◆ Directions
Repeat all the records exactly, omitting pictures.

═══ Raw data

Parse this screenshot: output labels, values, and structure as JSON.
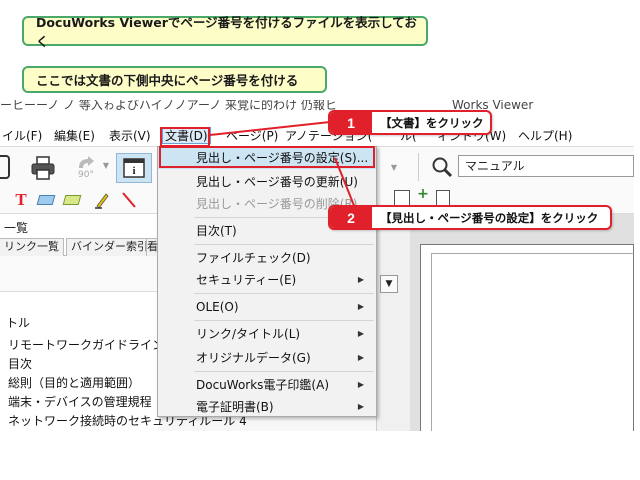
{
  "instructions": {
    "step_a": "DocuWorks Viewerでページ番号を付けるファイルを表示しておく",
    "step_b": "ここでは文書の下側中央にページ番号を付ける"
  },
  "window": {
    "title_left": "ーヒーーノ ノ 等入ゎよびハイノノアーノ 来覚に的わけ 仍報ヒ",
    "title_right": "Works Viewer"
  },
  "menubar": {
    "items": [
      "イル(F)",
      "編集(E)",
      "表示(V)",
      "文書(D)",
      "ページ(P)",
      "アノテーション(",
      "ル(",
      "ィンドウ(W)",
      "ヘルプ(H)"
    ]
  },
  "toolbar": {
    "zoom_label": "90°",
    "search_value": "マニュアル"
  },
  "left_panel": {
    "title": "一覧",
    "tabs": [
      "リンク一覧",
      "バインダー索引",
      "看"
    ],
    "outline": [
      "トル",
      "リモートワークガイドライン表紙",
      "目次",
      "総則（目的と適用範囲）",
      "端末・デバイスの管理規程",
      "ネットワーク接続時のセキュリティルール 4"
    ]
  },
  "dropdown": {
    "items": [
      {
        "label": "見出し・ページ番号の設定(S)...",
        "state": "highlighted",
        "submenu": false
      },
      {
        "label": "見出し・ページ番号の更新(U)",
        "state": "normal",
        "submenu": false
      },
      {
        "label": "見出し・ページ番号の削除(R)",
        "state": "disabled",
        "submenu": false
      },
      {
        "label": "目次(T)",
        "state": "normal",
        "submenu": false
      },
      {
        "label": "ファイルチェック(D)",
        "state": "normal",
        "submenu": false
      },
      {
        "label": "セキュリティー(E)",
        "state": "normal",
        "submenu": true
      },
      {
        "label": "OLE(O)",
        "state": "normal",
        "submenu": true
      },
      {
        "label": "リンク/タイトル(L)",
        "state": "normal",
        "submenu": true
      },
      {
        "label": "オリジナルデータ(G)",
        "state": "normal",
        "submenu": true
      },
      {
        "label": "DocuWorks電子印鑑(A)",
        "state": "normal",
        "submenu": true
      },
      {
        "label": "電子証明書(B)",
        "state": "normal",
        "submenu": true
      }
    ]
  },
  "callouts": [
    {
      "number": "1",
      "text": "【文書】をクリック"
    },
    {
      "number": "2",
      "text": "【見出し・ページ番号の設定】をクリック"
    }
  ],
  "colors": {
    "accent_red": "#e0202a",
    "instruction_bg": "#fdfdc8",
    "instruction_border": "#4aa86a",
    "highlight_blue": "#cde4f3"
  }
}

══════

◆ Correct result
Parse this screenshot: output labels, values, and structure as JSON.
{
  "instructions": {
    "step_a": "DocuWorks Viewerでページ番号を付けるファイルを表示しておく",
    "step_b": "ここでは文書の下側中央にページ番号を付ける"
  },
  "window": {
    "title_left": "ーヒーーノ ノ 等入ゎよびハイノノアーノ 来覚に的わけ 仍報ヒ",
    "title_right": "Works Viewer"
  },
  "menubar": {
    "items": [
      "イル(F)",
      "編集(E)",
      "表示(V)",
      "文書(D)",
      "ページ(P)",
      "アノテーション(",
      "ル(",
      "ィンドウ(W)",
      "ヘルプ(H)"
    ]
  },
  "toolbar": {
    "zoom_label": "90°",
    "search_value": "マニュアル"
  },
  "left_panel": {
    "title": "一覧",
    "tabs": [
      "リンク一覧",
      "バインダー索引",
      "看"
    ],
    "outline": [
      "トル",
      "リモートワークガイドライン表紙",
      "目次",
      "総則（目的と適用範囲）",
      "端末・デバイスの管理規程",
      "ネットワーク接続時のセキュリティルール 4"
    ]
  },
  "dropdown": {
    "items": [
      {
        "label": "見出し・ページ番号の設定(S)...",
        "state": "highlighted",
        "submenu": false
      },
      {
        "label": "見出し・ページ番号の更新(U)",
        "state": "normal",
        "submenu": false
      },
      {
        "label": "見出し・ページ番号の削除(R)",
        "state": "disabled",
        "submenu": false
      },
      {
        "label": "目次(T)",
        "state": "normal",
        "submenu": false
      },
      {
        "label": "ファイルチェック(D)",
        "state": "normal",
        "submenu": false
      },
      {
        "label": "セキュリティー(E)",
        "state": "normal",
        "submenu": true
      },
      {
        "label": "OLE(O)",
        "state": "normal",
        "submenu": true
      },
      {
        "label": "リンク/タイトル(L)",
        "state": "normal",
        "submenu": true
      },
      {
        "label": "オリジナルデータ(G)",
        "state": "normal",
        "submenu": true
      },
      {
        "label": "DocuWorks電子印鑑(A)",
        "state": "normal",
        "submenu": true
      },
      {
        "label": "電子証明書(B)",
        "state": "normal",
        "submenu": true
      }
    ]
  },
  "callouts": [
    {
      "number": "1",
      "text": "【文書】をクリック"
    },
    {
      "number": "2",
      "text": "【見出し・ページ番号の設定】をクリック"
    }
  ],
  "colors": {
    "accent_red": "#e0202a",
    "instruction_bg": "#fdfdc8",
    "instruction_border": "#4aa86a",
    "highlight_blue": "#cde4f3"
  }
}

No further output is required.